◆ **Input**
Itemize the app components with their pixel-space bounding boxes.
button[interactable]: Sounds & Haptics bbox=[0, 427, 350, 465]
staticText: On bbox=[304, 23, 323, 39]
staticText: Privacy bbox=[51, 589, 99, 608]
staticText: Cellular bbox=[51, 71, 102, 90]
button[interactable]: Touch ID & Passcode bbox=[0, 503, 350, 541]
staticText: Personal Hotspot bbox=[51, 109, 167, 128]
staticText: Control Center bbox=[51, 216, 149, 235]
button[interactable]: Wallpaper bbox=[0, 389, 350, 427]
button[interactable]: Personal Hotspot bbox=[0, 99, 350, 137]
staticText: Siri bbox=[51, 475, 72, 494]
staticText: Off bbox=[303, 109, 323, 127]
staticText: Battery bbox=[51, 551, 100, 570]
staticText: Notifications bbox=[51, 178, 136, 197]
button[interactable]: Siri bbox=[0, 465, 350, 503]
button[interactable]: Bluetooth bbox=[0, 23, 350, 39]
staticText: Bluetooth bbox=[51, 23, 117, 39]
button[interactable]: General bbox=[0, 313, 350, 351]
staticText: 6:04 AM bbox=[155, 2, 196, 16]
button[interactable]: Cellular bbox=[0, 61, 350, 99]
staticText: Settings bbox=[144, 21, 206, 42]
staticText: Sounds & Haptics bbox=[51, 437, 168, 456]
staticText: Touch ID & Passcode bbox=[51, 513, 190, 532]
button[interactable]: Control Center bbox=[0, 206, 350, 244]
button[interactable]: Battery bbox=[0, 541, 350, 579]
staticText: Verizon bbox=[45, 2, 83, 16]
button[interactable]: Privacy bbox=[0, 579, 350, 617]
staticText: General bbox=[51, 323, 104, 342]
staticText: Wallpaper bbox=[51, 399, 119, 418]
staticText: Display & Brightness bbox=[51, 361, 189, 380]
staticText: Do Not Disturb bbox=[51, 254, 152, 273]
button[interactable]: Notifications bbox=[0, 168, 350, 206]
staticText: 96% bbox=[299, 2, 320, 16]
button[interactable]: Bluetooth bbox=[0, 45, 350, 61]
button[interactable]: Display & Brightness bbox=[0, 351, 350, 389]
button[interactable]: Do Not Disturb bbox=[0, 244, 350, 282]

--

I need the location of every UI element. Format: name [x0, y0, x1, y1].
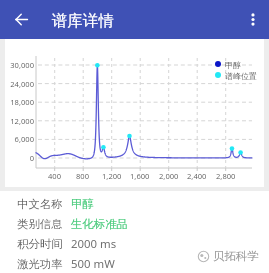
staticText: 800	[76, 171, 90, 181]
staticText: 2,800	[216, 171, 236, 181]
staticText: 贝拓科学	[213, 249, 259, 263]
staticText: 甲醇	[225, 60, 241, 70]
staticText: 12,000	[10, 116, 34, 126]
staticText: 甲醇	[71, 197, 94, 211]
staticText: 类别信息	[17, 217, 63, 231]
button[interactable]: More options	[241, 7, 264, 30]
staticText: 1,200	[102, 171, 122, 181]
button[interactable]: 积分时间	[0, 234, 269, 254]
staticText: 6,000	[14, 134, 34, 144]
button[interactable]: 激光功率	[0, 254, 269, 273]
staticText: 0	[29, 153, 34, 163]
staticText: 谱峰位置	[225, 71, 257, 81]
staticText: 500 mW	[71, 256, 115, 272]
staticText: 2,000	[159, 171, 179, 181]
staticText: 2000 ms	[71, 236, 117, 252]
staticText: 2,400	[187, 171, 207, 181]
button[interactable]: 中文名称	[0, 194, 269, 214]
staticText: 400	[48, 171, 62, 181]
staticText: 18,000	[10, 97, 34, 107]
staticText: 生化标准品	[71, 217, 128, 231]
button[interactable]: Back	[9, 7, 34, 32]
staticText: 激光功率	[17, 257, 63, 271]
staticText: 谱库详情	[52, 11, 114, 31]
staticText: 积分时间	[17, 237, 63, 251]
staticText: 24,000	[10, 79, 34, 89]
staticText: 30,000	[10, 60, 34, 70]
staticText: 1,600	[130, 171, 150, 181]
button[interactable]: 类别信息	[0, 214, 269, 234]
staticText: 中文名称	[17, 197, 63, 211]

* * *

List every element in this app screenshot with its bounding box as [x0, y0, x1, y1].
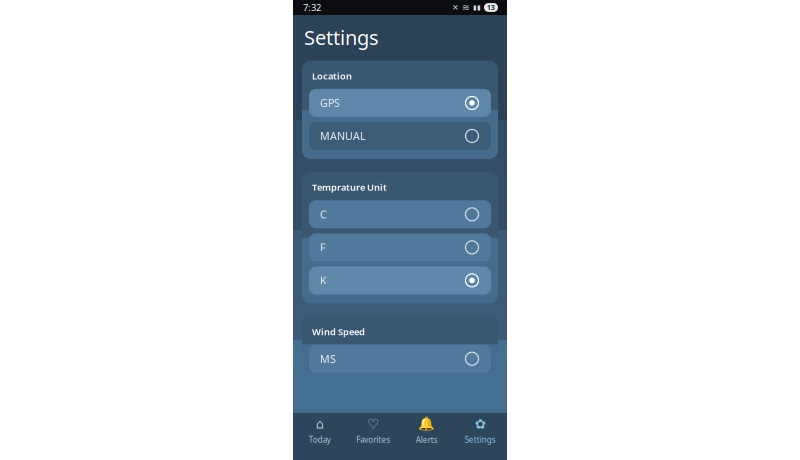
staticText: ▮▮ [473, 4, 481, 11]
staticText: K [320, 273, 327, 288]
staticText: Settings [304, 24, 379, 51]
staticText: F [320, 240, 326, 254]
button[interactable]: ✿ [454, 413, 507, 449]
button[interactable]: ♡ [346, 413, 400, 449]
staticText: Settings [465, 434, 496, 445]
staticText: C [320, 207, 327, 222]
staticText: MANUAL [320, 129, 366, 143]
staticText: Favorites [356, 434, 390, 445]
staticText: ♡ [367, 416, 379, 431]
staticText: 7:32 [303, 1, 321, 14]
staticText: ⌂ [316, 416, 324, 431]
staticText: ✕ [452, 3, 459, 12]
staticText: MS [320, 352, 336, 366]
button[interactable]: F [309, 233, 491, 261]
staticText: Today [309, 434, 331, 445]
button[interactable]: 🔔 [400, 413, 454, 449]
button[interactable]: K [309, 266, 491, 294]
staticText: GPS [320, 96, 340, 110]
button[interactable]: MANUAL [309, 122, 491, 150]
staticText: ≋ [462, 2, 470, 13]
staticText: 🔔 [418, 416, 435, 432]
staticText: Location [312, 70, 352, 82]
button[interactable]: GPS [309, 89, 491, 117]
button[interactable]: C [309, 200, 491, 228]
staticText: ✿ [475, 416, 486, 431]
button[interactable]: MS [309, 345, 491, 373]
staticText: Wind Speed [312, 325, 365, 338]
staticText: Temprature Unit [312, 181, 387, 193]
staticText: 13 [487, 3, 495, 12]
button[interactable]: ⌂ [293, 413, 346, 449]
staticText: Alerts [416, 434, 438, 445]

◆ **Given task**
Show each line of the records above that contains the string "every". Case matters.

◆ **Task response**
I need the location of every UI element. Format: name [x0, y0, x1, y1].
List every element in this app screenshot with its bounding box as [x0, y0, x1, y1].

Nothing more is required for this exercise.